» Exercise instructions: Locate the word "adequate" in the material, then show every line that holds it.

[Data records]
──────────────────────────────

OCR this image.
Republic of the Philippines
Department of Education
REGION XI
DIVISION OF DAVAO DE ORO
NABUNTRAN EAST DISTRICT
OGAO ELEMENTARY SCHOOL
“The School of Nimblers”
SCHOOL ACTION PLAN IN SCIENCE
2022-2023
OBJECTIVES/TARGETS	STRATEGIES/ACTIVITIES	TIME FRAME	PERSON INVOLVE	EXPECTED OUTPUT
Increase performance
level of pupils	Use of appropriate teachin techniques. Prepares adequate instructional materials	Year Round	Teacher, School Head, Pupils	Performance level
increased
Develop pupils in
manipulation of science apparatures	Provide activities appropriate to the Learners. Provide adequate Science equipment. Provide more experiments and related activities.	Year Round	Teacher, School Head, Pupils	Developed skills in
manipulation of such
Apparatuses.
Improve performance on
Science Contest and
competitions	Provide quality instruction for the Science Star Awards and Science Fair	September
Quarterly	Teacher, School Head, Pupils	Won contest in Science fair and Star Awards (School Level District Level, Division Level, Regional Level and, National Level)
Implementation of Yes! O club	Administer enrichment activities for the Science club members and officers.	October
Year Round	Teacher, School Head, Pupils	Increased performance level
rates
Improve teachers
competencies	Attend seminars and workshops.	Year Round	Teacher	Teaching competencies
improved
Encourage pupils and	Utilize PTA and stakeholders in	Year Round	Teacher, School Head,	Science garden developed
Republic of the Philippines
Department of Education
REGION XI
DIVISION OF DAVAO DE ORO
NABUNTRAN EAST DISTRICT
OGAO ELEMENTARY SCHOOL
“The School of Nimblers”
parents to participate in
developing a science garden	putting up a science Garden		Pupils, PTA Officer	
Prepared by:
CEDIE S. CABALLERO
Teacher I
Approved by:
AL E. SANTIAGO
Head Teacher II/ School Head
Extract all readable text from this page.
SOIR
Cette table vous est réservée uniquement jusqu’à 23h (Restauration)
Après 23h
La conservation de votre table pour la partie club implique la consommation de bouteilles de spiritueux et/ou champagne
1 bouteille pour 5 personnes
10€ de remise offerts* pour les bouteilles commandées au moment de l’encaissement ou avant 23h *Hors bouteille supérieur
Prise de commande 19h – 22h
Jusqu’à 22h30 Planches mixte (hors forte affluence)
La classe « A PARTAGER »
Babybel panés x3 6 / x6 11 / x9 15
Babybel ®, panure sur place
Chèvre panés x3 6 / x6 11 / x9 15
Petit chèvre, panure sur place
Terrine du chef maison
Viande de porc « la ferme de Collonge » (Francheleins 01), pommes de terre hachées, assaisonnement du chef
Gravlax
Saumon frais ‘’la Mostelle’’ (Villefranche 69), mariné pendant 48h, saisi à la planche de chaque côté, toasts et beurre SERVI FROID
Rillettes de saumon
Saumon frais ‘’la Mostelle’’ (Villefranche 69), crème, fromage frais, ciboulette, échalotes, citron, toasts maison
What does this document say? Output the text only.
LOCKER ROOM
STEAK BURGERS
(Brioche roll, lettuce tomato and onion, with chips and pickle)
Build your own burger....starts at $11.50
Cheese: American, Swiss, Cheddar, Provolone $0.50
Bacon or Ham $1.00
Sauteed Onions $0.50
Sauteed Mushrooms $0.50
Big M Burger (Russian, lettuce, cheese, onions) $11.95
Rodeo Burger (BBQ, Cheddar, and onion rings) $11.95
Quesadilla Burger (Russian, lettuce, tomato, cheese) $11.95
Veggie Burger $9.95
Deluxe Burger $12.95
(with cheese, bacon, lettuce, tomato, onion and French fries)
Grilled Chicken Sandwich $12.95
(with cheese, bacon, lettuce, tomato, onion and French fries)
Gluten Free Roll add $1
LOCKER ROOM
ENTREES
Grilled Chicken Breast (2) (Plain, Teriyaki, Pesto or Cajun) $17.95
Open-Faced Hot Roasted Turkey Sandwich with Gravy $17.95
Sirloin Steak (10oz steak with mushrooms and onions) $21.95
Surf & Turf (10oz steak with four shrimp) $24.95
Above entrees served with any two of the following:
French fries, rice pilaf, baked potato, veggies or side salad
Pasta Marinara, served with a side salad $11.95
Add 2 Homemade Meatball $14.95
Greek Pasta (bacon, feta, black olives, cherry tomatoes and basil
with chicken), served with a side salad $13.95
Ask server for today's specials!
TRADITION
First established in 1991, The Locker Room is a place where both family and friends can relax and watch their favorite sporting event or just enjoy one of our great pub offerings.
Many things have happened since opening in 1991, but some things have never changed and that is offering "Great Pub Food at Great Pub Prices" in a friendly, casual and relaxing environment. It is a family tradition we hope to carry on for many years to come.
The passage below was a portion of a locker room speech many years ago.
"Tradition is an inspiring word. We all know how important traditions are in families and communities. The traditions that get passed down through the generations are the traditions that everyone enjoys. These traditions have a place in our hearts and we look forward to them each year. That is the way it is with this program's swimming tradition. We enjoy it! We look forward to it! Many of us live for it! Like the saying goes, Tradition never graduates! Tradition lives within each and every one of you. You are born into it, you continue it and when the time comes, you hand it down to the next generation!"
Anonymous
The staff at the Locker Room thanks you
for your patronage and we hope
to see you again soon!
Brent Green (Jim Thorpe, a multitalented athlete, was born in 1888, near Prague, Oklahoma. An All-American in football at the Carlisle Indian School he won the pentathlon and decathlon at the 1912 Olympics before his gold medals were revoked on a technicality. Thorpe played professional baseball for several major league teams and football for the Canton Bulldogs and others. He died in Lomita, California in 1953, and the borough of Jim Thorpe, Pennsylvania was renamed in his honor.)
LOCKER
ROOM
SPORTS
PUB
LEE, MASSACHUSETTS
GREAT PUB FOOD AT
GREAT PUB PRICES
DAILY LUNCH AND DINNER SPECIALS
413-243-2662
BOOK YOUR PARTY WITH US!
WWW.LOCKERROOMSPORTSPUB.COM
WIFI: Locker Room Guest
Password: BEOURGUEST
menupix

──────────────────────────────

» Correct answer:
level of pupils	Use of appropriate teachin techniques. Prepares adequate instructional materials	Year Round	Teacher, School Head, Pupils	Performance level
manipulation of science apparatures	Provide activities appropriate to the Learners. Provide adequate Science equipment. Provide more experiments and related activities.	Year Round	Teacher, School Head, Pupils	Developed skills in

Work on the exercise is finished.